→ **WHAT THIS TASK INVOLVES**: From the entries that follow, pick out all lines holding "Meeting".
== GIVEN INFORMATION ==
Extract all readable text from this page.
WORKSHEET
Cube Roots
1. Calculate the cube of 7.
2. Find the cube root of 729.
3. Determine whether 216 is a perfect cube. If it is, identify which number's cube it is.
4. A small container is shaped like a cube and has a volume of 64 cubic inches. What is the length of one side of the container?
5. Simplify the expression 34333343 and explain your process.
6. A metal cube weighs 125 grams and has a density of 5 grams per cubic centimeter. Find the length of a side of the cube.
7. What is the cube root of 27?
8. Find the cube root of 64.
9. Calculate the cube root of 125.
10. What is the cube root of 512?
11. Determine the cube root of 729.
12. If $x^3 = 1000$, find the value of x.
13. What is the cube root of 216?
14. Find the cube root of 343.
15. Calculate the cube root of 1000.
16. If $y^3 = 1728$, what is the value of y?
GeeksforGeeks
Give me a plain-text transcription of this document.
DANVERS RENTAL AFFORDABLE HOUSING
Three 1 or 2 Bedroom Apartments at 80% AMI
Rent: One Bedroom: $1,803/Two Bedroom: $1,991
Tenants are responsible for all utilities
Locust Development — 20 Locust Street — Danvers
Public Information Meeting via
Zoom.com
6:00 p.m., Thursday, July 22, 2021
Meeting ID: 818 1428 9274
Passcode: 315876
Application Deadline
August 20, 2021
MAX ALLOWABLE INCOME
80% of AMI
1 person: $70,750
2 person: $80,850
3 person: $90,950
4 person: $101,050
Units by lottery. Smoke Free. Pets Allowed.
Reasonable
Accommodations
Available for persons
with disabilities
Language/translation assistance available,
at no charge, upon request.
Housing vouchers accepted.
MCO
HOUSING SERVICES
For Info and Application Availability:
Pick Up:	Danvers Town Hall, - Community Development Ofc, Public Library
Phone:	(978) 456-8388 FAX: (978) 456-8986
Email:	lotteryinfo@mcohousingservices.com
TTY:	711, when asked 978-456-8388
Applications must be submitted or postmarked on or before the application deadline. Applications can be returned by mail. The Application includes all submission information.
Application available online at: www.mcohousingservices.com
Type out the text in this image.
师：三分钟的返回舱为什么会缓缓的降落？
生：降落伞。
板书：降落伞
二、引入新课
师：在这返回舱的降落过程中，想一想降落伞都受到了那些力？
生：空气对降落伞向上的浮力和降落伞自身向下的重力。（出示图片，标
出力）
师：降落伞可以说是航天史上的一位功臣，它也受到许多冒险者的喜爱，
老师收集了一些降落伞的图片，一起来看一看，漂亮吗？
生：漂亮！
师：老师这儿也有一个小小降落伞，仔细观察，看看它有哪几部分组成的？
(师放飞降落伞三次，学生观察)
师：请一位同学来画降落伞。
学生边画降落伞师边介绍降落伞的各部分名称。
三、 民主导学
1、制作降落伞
===
→ **REPLY TO THE EXERCISE**:
Public Information Meeting via
Meeting ID: 818 1428 9274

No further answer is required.